Entries from a dataset:
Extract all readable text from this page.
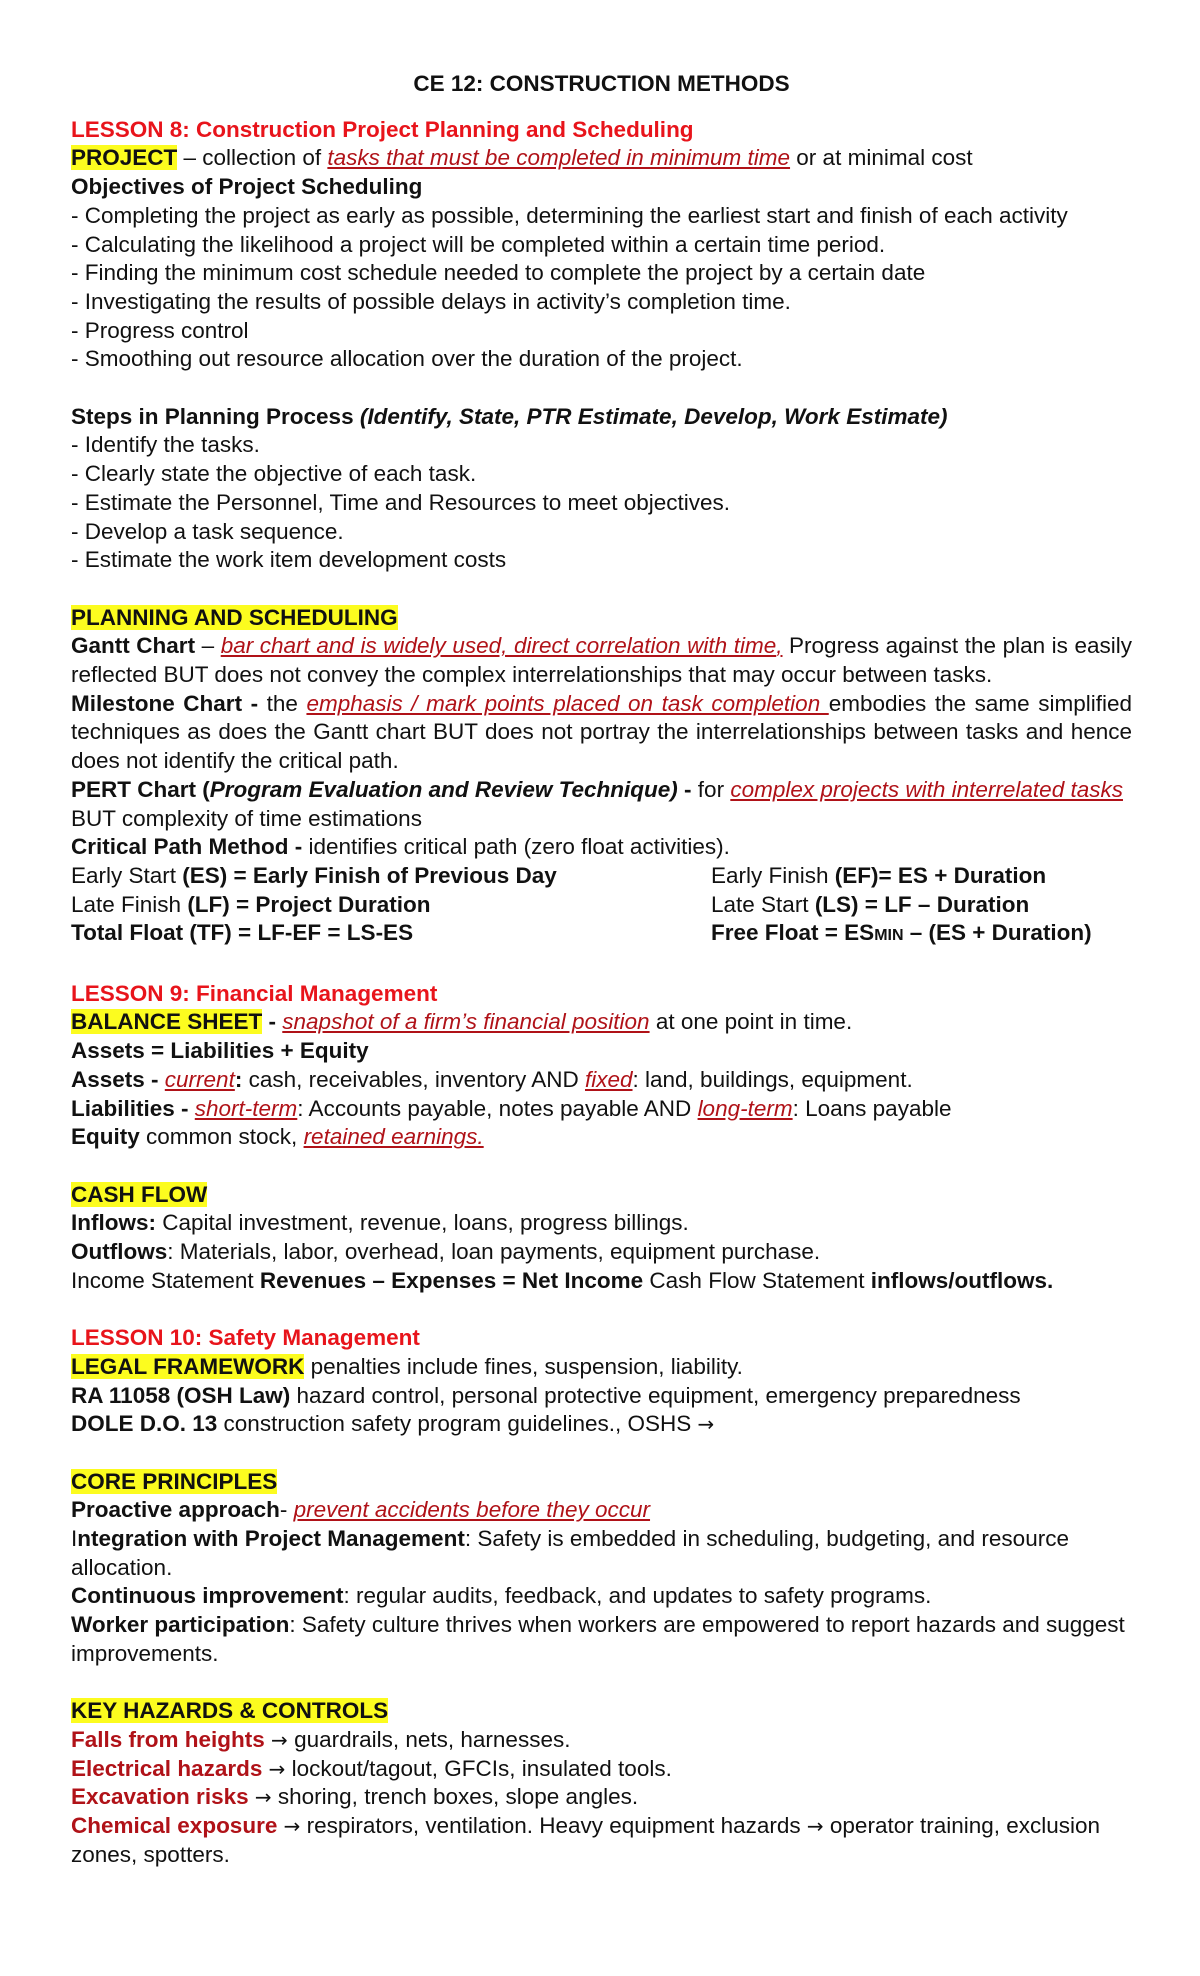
CE 12: CONSTRUCTION METHODS

LESSON 8: Construction Project Planning and Scheduling

PROJECT – collection of tasks that must be completed in minimum time or at minimal cost

Objectives of Project Scheduling

- Completing the project as early as possible, determining the earliest start and finish of each activity

- Calculating the likelihood a project will be completed within a certain time period.

- Finding the minimum cost schedule needed to complete the project by a certain date

- Investigating the results of possible delays in activity’s completion time.

- Progress control

- Smoothing out resource allocation over the duration of the project.

Steps in Planning Process (Identify, State, PTR Estimate, Develop, Work Estimate)

- Identify the tasks.

- Clearly state the objective of each task.

- Estimate the Personnel, Time and Resources to meet objectives.

- Develop a task sequence.

- Estimate the work item development costs

PLANNING AND SCHEDULING

Gantt Chart – bar chart and is widely used, direct correlation with time, Progress against the plan is easily reflected BUT does not convey the complex interrelationships that may occur between tasks.

Milestone Chart - the emphasis / mark points placed on task completion embodies the same simplified techniques as does the Gantt chart BUT does not portray the interrelationships between tasks and hence does not identify the critical path.

PERT Chart (Program Evaluation and Review Technique) - for complex projects with interrelated tasks BUT complexity of time estimations

Critical Path Method - identifies critical path (zero float activities).

Early Start (ES) = Early Finish of Previous Day	Early Finish (EF)= ES + Duration
Late Finish (LF) = Project Duration	Late Start (LS) = LF – Duration
Total Float (TF) = LF-EF = LS-ES	Free Float = ESMIN – (ES + Duration)

LESSON 9: Financial Management

BALANCE SHEET - snapshot of a firm’s financial position at one point in time.

Assets = Liabilities + Equity

Assets - current: cash, receivables, inventory AND fixed: land, buildings, equipment.

Liabilities - short-term: Accounts payable, notes payable AND long-term: Loans payable

Equity common stock, retained earnings.

CASH FLOW

Inflows: Capital investment, revenue, loans, progress billings.

Outflows: Materials, labor, overhead, loan payments, equipment purchase.

Income Statement Revenues – Expenses = Net Income Cash Flow Statement inflows/outflows.

LESSON 10: Safety Management

LEGAL FRAMEWORK penalties include fines, suspension, liability.

RA 11058 (OSH Law) hazard control, personal protective equipment, emergency preparedness

DOLE D.O. 13 construction safety program guidelines., OSHS →

CORE PRINCIPLES

Proactive approach- prevent accidents before they occur

Integration with Project Management: Safety is embedded in scheduling, budgeting, and resource allocation.

Continuous improvement: regular audits, feedback, and updates to safety programs.

Worker participation: Safety culture thrives when workers are empowered to report hazards and suggest improvements.

KEY HAZARDS & CONTROLS

Falls from heights → guardrails, nets, harnesses.

Electrical hazards → lockout/tagout, GFCIs, insulated tools.

Excavation risks → shoring, trench boxes, slope angles.

Chemical exposure → respirators, ventilation. Heavy equipment hazards → operator training, exclusion zones, spotters.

- Task -
All entries must be written out again exactly as given, with no pictures in the copy.

- Result of the exercise -
Extract all readable text from this page.
CE 12: CONSTRUCTION METHODS

LESSON 8: Construction Project Planning and Scheduling

PROJECT – collection of tasks that must be completed in minimum time or at minimal cost

Objectives of Project Scheduling

- Completing the project as early as possible, determining the earliest start and finish of each activity

- Calculating the likelihood a project will be completed within a certain time period.

- Finding the minimum cost schedule needed to complete the project by a certain date

- Investigating the results of possible delays in activity’s completion time.

- Progress control

- Smoothing out resource allocation over the duration of the project.

Steps in Planning Process (Identify, State, PTR Estimate, Develop, Work Estimate)

- Identify the tasks.

- Clearly state the objective of each task.

- Estimate the Personnel, Time and Resources to meet objectives.

- Develop a task sequence.

- Estimate the work item development costs

PLANNING AND SCHEDULING

Gantt Chart – bar chart and is widely used, direct correlation with time, Progress against the plan is easily reflected BUT does not convey the complex interrelationships that may occur between tasks.

Milestone Chart - the emphasis / mark points placed on task completion embodies the same simplified techniques as does the Gantt chart BUT does not portray the interrelationships between tasks and hence does not identify the critical path.

PERT Chart (Program Evaluation and Review Technique) - for complex projects with interrelated tasks BUT complexity of time estimations

Critical Path Method - identifies critical path (zero float activities).

Early Start (ES) = Early Finish of Previous Day	Early Finish (EF)= ES + Duration
Late Finish (LF) = Project Duration	Late Start (LS) = LF – Duration
Total Float (TF) = LF-EF = LS-ES	Free Float = ESMIN – (ES + Duration)

LESSON 9: Financial Management

BALANCE SHEET - snapshot of a firm’s financial position at one point in time.

Assets = Liabilities + Equity

Assets - current: cash, receivables, inventory AND fixed: land, buildings, equipment.

Liabilities - short-term: Accounts payable, notes payable AND long-term: Loans payable

Equity common stock, retained earnings.

CASH FLOW

Inflows: Capital investment, revenue, loans, progress billings.

Outflows: Materials, labor, overhead, loan payments, equipment purchase.

Income Statement Revenues – Expenses = Net Income Cash Flow Statement inflows/outflows.

LESSON 10: Safety Management

LEGAL FRAMEWORK penalties include fines, suspension, liability.

RA 11058 (OSH Law) hazard control, personal protective equipment, emergency preparedness

DOLE D.O. 13 construction safety program guidelines., OSHS →

CORE PRINCIPLES

Proactive approach- prevent accidents before they occur

Integration with Project Management: Safety is embedded in scheduling, budgeting, and resource allocation.

Continuous improvement: regular audits, feedback, and updates to safety programs.

Worker participation: Safety culture thrives when workers are empowered to report hazards and suggest improvements.

KEY HAZARDS & CONTROLS

Falls from heights → guardrails, nets, harnesses.

Electrical hazards → lockout/tagout, GFCIs, insulated tools.

Excavation risks → shoring, trench boxes, slope angles.

Chemical exposure → respirators, ventilation. Heavy equipment hazards → operator training, exclusion zones, spotters.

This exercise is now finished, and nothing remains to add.